**Stated goal:**
From the listing below, pull out every line where the string "baseline" appears.

**Material to process:**
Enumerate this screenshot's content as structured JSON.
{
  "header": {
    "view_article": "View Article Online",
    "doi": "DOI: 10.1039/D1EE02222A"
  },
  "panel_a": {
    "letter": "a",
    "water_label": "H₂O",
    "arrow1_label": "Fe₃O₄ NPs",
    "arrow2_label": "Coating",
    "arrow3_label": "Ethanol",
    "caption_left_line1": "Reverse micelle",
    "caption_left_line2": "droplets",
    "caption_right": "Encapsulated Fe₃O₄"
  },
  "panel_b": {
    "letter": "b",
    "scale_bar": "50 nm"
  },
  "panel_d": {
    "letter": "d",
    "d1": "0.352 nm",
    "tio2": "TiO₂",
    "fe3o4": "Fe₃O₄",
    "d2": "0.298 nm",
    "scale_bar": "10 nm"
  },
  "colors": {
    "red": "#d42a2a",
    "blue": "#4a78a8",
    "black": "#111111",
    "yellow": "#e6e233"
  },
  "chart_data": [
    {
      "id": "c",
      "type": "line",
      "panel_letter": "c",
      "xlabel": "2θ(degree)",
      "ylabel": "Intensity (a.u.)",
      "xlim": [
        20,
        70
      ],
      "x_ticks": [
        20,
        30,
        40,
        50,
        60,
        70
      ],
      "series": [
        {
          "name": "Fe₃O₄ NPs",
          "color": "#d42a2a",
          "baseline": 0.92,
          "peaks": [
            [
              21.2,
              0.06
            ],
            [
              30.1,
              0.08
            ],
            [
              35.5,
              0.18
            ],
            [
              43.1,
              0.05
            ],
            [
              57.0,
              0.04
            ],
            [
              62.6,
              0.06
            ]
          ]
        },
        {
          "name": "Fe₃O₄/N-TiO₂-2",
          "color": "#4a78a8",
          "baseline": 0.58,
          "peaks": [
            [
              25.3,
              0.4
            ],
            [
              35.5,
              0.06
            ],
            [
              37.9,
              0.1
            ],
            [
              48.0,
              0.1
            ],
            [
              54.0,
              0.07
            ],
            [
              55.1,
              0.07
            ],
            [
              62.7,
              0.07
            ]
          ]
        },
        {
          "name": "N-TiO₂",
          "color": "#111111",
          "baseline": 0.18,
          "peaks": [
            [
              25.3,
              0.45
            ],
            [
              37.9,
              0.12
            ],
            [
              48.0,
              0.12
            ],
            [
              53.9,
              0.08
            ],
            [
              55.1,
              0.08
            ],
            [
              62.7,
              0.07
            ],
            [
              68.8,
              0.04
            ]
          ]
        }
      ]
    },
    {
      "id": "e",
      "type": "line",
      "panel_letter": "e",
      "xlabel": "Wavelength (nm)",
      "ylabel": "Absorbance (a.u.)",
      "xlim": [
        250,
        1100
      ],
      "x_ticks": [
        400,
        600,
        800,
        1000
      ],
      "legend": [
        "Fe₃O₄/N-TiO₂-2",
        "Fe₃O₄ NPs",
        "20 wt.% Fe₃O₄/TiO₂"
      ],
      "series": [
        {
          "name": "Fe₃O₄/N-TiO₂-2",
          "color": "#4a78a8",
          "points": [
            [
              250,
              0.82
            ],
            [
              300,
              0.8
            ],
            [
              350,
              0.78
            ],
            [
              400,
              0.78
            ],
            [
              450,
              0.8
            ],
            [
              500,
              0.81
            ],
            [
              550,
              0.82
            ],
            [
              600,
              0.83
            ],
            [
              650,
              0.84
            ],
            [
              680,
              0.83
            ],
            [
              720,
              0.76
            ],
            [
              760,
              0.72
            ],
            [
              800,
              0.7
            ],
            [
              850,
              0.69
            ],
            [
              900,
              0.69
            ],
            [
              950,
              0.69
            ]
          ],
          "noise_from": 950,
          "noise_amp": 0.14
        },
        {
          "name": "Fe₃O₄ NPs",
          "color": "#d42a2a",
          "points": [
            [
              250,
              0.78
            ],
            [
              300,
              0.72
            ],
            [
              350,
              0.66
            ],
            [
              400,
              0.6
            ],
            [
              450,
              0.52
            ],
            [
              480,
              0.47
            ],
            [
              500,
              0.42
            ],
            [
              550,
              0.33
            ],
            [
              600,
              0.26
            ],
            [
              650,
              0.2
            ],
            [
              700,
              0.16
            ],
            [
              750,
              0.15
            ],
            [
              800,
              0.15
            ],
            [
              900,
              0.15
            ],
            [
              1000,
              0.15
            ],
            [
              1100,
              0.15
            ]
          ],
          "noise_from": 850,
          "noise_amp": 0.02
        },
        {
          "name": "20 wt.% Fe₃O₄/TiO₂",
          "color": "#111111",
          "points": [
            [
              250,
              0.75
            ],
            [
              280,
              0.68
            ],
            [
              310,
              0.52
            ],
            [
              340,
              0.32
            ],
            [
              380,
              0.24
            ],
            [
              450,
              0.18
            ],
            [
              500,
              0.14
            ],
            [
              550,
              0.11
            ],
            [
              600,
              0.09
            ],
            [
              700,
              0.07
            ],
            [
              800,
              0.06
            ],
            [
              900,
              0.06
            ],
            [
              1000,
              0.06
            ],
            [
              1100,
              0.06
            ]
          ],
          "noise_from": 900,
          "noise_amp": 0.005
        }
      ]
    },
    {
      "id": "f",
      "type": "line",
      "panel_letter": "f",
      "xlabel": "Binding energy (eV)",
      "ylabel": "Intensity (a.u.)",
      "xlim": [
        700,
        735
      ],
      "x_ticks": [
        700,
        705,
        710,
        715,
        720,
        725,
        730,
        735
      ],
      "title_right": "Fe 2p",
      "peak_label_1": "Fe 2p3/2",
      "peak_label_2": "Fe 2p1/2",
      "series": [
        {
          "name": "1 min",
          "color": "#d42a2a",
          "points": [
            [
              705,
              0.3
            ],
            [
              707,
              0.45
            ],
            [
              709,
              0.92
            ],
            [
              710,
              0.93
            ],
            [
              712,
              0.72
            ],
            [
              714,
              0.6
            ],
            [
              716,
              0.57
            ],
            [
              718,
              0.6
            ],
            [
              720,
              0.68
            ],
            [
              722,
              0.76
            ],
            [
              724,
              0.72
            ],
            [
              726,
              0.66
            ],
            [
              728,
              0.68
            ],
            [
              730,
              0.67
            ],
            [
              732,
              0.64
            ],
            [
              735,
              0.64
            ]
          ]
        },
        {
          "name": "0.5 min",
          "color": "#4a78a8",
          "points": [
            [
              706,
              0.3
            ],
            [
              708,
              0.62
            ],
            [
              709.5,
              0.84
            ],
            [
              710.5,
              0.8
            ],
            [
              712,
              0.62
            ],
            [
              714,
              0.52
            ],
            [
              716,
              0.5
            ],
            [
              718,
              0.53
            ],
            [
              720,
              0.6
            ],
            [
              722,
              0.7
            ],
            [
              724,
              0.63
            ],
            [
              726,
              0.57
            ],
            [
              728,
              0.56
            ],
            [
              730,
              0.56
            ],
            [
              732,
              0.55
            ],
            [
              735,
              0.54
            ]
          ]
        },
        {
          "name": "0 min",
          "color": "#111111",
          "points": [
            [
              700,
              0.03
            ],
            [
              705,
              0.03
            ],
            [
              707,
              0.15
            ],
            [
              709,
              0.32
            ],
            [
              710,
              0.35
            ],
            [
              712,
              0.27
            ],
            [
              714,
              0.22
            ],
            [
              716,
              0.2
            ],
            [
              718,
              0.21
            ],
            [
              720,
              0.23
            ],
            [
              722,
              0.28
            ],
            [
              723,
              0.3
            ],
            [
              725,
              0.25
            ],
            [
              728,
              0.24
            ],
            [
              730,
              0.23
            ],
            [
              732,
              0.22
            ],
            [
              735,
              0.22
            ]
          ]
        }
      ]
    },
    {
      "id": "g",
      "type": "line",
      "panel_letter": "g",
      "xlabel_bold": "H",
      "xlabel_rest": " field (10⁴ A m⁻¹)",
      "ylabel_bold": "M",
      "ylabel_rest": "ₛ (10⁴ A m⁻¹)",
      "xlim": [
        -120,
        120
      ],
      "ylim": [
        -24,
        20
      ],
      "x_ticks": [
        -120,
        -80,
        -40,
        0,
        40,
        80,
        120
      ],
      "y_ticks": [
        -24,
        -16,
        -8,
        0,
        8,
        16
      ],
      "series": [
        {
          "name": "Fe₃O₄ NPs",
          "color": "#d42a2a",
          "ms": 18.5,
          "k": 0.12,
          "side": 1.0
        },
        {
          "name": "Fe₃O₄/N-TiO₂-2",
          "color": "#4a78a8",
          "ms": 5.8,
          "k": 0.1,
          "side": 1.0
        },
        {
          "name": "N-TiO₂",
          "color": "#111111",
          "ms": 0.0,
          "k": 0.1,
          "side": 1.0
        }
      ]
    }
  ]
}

**Result:**
          "baseline": 0.92,
          "baseline": 0.58,
          "baseline": 0.18,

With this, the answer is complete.